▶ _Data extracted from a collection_
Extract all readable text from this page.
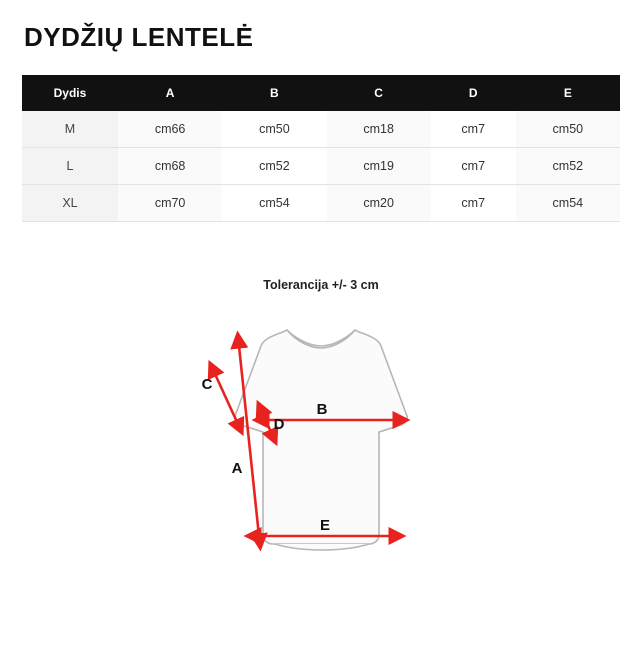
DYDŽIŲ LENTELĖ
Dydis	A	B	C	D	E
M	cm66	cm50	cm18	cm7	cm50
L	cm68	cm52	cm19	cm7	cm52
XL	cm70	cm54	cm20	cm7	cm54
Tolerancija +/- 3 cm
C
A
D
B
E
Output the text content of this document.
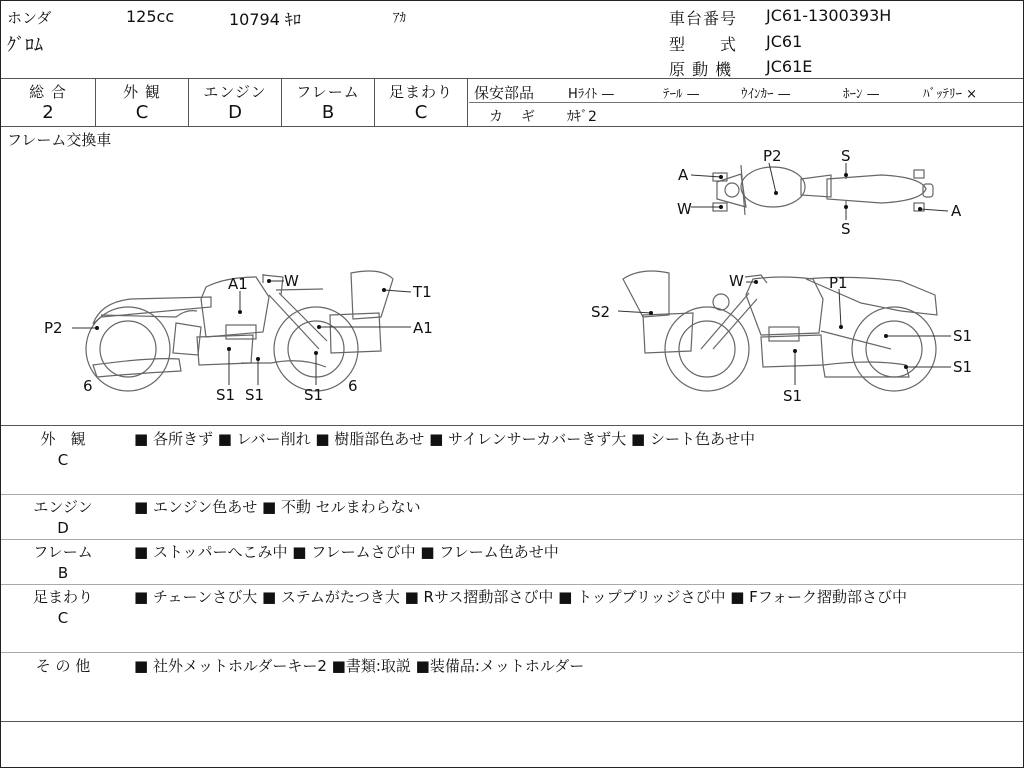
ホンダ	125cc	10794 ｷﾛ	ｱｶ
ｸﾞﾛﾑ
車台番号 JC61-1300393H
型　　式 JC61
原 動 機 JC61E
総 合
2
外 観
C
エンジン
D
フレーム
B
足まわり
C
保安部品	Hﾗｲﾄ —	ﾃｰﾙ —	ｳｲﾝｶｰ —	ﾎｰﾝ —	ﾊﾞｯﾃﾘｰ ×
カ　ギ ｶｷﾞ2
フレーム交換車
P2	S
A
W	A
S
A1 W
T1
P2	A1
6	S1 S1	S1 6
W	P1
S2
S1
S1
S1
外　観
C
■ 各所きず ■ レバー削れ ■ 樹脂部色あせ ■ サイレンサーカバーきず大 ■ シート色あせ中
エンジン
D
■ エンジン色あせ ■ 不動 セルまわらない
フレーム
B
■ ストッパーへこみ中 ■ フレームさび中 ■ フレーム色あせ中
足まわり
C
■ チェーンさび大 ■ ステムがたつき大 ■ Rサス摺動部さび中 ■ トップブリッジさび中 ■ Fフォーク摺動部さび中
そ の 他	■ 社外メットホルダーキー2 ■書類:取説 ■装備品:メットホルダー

▶ _Task_
Copy the entries exactly. Leave out the images.

▶ _Exercise result_
Extract all readable text from this page.
DYDŽIŲ LENTELĖ
Dydis	A	B	C	D	E
M	cm66	cm50	cm18	cm7	cm50
L	cm68	cm52	cm19	cm7	cm52
XL	cm70	cm54	cm20	cm7	cm54
Tolerancija +/- 3 cm
C
A
D
B
E
Output the text content of this document.
ホンダ	125cc	10794 ｷﾛ	ｱｶ
ｸﾞﾛﾑ
車台番号 JC61-1300393H
型　　式 JC61
原 動 機 JC61E
総 合
2
外 観
C
エンジン
D
フレーム
B
足まわり
C
保安部品	Hﾗｲﾄ —	ﾃｰﾙ —	ｳｲﾝｶｰ —	ﾎｰﾝ —	ﾊﾞｯﾃﾘｰ ×
カ　ギ ｶｷﾞ2
フレーム交換車
P2	S
A
W	A
S
A1 W
T1
P2	A1
6	S1 S1	S1 6
W	P1
S2
S1
S1
S1
外　観
C
■ 各所きず ■ レバー削れ ■ 樹脂部色あせ ■ サイレンサーカバーきず大 ■ シート色あせ中
エンジン
D
■ エンジン色あせ ■ 不動 セルまわらない
フレーム
B
■ ストッパーへこみ中 ■ フレームさび中 ■ フレーム色あせ中
足まわり
C
■ チェーンさび大 ■ ステムがたつき大 ■ Rサス摺動部さび中 ■ トップブリッジさび中 ■ Fフォーク摺動部さび中
そ の 他	■ 社外メットホルダーキー2 ■書類:取説 ■装備品:メットホルダー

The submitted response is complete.